▶ Prompt: Copy out the items starting at the very first one and ending at the one containing "633, 448, 649]", putting "marker" wherever "hotspot" appears and leaving everything else untouched.

▶ Recorded information:
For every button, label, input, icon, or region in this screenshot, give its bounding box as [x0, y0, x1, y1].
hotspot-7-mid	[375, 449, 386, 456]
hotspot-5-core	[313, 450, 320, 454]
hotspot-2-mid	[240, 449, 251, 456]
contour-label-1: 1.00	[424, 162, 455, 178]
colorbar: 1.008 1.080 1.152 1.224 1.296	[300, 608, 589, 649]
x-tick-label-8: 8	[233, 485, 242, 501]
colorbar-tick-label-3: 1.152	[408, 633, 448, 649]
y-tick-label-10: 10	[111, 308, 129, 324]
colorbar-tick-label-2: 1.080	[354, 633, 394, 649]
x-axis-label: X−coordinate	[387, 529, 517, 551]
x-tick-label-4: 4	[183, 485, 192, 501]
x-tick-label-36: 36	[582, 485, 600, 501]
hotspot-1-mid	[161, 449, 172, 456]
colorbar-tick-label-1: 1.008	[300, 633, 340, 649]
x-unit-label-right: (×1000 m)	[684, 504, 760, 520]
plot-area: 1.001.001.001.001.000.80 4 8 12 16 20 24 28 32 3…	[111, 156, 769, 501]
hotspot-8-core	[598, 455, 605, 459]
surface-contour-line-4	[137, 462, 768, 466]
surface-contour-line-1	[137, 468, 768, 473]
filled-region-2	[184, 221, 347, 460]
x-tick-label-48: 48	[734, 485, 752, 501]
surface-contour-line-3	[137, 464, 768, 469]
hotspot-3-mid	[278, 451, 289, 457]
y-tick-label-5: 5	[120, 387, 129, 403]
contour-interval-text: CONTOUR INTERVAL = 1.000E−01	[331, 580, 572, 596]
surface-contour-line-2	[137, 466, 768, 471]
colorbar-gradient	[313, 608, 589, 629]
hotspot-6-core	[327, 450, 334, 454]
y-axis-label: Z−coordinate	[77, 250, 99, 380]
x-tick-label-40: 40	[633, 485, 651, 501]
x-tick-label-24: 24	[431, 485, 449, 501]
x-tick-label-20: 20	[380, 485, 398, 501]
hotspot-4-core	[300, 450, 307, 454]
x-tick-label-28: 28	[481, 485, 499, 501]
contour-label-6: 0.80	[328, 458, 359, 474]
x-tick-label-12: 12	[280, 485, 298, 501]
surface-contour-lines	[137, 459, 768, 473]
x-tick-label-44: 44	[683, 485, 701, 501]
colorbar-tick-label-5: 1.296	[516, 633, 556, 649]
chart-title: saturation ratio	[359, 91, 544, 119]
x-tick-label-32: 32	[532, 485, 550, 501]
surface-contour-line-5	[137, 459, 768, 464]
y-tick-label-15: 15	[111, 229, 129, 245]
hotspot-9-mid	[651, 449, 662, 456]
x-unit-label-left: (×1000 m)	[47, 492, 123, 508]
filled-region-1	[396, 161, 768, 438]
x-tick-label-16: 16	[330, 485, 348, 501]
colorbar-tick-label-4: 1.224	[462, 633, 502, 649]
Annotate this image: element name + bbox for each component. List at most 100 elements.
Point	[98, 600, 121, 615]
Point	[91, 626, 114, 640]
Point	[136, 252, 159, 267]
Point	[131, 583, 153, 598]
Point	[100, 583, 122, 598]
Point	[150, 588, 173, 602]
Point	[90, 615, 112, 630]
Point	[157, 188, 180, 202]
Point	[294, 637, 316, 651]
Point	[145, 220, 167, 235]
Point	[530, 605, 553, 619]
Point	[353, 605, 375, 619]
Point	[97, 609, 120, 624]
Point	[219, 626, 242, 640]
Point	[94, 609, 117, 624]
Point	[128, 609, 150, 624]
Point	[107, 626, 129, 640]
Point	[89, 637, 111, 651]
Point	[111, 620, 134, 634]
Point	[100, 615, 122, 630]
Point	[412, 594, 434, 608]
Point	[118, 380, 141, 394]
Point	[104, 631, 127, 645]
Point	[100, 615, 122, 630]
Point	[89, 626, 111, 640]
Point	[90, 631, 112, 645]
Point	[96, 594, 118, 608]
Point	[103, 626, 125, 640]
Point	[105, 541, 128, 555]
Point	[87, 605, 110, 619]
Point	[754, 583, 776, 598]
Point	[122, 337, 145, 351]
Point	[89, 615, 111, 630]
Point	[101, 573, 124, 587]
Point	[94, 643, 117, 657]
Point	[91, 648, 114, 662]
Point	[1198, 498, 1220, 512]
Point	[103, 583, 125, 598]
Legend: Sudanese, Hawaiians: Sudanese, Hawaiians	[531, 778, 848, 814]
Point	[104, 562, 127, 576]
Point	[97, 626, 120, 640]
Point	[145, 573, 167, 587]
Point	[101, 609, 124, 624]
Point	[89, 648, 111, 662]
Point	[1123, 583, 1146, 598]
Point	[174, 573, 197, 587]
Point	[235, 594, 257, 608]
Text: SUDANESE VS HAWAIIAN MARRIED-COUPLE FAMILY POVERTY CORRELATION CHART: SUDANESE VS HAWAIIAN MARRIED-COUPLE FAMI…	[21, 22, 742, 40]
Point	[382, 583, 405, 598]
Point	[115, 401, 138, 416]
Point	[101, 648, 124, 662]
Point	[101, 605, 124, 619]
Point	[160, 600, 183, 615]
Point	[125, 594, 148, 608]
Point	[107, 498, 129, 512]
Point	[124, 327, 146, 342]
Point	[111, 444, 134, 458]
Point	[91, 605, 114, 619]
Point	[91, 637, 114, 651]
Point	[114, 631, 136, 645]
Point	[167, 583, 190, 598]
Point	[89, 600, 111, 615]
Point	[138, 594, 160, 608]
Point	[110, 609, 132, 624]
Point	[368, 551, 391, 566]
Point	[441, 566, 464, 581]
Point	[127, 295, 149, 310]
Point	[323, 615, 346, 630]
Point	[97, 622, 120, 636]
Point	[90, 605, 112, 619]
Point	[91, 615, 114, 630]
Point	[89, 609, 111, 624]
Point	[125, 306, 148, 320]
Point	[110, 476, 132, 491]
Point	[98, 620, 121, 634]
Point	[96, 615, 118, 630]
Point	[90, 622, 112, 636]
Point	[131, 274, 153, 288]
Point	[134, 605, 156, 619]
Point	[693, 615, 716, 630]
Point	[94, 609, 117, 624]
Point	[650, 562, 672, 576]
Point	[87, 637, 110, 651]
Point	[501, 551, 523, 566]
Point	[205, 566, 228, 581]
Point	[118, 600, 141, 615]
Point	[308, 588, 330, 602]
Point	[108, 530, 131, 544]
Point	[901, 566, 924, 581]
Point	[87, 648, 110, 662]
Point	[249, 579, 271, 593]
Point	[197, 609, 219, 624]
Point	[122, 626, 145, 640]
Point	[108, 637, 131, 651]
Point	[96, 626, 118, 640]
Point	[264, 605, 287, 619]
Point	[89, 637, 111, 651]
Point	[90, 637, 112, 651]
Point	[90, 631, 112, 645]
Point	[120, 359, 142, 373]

▶ Problem solution:
For every button, label, input, icon, or region in this screenshot, give its bounding box as [x0, y0, x1, y1].
marker-7-mid	[375, 449, 386, 456]
marker-5-core	[313, 450, 320, 454]
marker-2-mid	[240, 449, 251, 456]
contour-label-1: 1.00	[424, 162, 455, 178]
colorbar: 1.008 1.080 1.152 1.224 1.296	[300, 608, 589, 649]
x-tick-label-8: 8	[233, 485, 242, 501]
colorbar-tick-label-3: 1.152	[408, 633, 448, 649]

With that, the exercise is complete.